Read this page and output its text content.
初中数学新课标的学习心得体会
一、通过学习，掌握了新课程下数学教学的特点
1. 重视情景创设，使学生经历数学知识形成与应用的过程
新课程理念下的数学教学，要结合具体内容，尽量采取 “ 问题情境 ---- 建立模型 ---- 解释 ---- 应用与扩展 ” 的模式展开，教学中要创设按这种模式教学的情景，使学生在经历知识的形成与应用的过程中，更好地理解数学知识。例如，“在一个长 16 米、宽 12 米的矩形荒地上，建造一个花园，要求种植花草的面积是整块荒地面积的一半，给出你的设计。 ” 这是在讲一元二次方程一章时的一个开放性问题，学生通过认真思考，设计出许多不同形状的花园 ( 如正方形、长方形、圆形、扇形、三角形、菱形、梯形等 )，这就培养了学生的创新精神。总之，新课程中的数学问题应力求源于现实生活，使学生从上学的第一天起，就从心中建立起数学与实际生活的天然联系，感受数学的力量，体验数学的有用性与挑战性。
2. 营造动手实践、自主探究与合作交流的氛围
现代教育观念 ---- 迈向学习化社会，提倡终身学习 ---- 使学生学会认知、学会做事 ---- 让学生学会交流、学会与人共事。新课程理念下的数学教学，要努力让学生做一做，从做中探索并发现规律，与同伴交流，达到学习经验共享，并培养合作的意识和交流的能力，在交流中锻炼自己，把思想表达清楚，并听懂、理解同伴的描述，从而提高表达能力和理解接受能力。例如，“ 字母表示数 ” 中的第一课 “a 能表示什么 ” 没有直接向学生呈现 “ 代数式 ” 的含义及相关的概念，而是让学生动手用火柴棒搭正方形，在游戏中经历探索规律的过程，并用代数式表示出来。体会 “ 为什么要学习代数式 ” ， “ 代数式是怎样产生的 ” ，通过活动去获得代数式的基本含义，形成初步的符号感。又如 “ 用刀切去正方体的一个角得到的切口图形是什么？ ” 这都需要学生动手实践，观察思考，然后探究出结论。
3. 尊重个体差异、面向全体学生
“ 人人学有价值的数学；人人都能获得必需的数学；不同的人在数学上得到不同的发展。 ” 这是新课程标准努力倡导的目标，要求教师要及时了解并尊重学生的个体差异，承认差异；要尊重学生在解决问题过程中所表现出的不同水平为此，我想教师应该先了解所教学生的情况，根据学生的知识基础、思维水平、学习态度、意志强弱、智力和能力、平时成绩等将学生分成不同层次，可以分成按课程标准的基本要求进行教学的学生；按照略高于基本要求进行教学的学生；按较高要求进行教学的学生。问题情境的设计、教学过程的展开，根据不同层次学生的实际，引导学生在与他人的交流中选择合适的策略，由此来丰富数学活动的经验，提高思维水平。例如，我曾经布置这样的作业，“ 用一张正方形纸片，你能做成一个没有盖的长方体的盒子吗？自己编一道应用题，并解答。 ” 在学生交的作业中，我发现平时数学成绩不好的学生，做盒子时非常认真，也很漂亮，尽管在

[WORK REQUIRED]: Reproduce the records above exactly.

[IN RESPONSE]:
Read this page and output its text content.
初中数学新课标的学习心得体会
一、通过学习，掌握了新课程下数学教学的特点
1. 重视情景创设，使学生经历数学知识形成与应用的过程
新课程理念下的数学教学，要结合具体内容，尽量采取 “ 问题情境 ---- 建立模型 ---- 解释 ---- 应用与扩展 ” 的模式展开，教学中要创设按这种模式教学的情景，使学生在经历知识的形成与应用的过程中，更好地理解数学知识。例如，“在一个长 16 米、宽 12 米的矩形荒地上，建造一个花园，要求种植花草的面积是整块荒地面积的一半，给出你的设计。 ” 这是在讲一元二次方程一章时的一个开放性问题，学生通过认真思考，设计出许多不同形状的花园 ( 如正方形、长方形、圆形、扇形、三角形、菱形、梯形等 )，这就培养了学生的创新精神。总之，新课程中的数学问题应力求源于现实生活，使学生从上学的第一天起，就从心中建立起数学与实际生活的天然联系，感受数学的力量，体验数学的有用性与挑战性。
2. 营造动手实践、自主探究与合作交流的氛围
现代教育观念 ---- 迈向学习化社会，提倡终身学习 ---- 使学生学会认知、学会做事 ---- 让学生学会交流、学会与人共事。新课程理念下的数学教学，要努力让学生做一做，从做中探索并发现规律，与同伴交流，达到学习经验共享，并培养合作的意识和交流的能力，在交流中锻炼自己，把思想表达清楚，并听懂、理解同伴的描述，从而提高表达能力和理解接受能力。例如，“ 字母表示数 ” 中的第一课 “a 能表示什么 ” 没有直接向学生呈现 “ 代数式 ” 的含义及相关的概念，而是让学生动手用火柴棒搭正方形，在游戏中经历探索规律的过程，并用代数式表示出来。体会 “ 为什么要学习代数式 ” ， “ 代数式是怎样产生的 ” ，通过活动去获得代数式的基本含义，形成初步的符号感。又如 “ 用刀切去正方体的一个角得到的切口图形是什么？ ” 这都需要学生动手实践，观察思考，然后探究出结论。
3. 尊重个体差异、面向全体学生
“ 人人学有价值的数学；人人都能获得必需的数学；不同的人在数学上得到不同的发展。 ” 这是新课程标准努力倡导的目标，要求教师要及时了解并尊重学生的个体差异，承认差异；要尊重学生在解决问题过程中所表现出的不同水平为此，我想教师应该先了解所教学生的情况，根据学生的知识基础、思维水平、学习态度、意志强弱、智力和能力、平时成绩等将学生分成不同层次，可以分成按课程标准的基本要求进行教学的学生；按照略高于基本要求进行教学的学生；按较高要求进行教学的学生。问题情境的设计、教学过程的展开，根据不同层次学生的实际，引导学生在与他人的交流中选择合适的策略，由此来丰富数学活动的经验，提高思维水平。例如，我曾经布置这样的作业，“ 用一张正方形纸片，你能做成一个没有盖的长方体的盒子吗？自己编一道应用题，并解答。 ” 在学生交的作业中，我发现平时数学成绩不好的学生，做盒子时非常认真，也很漂亮，尽管在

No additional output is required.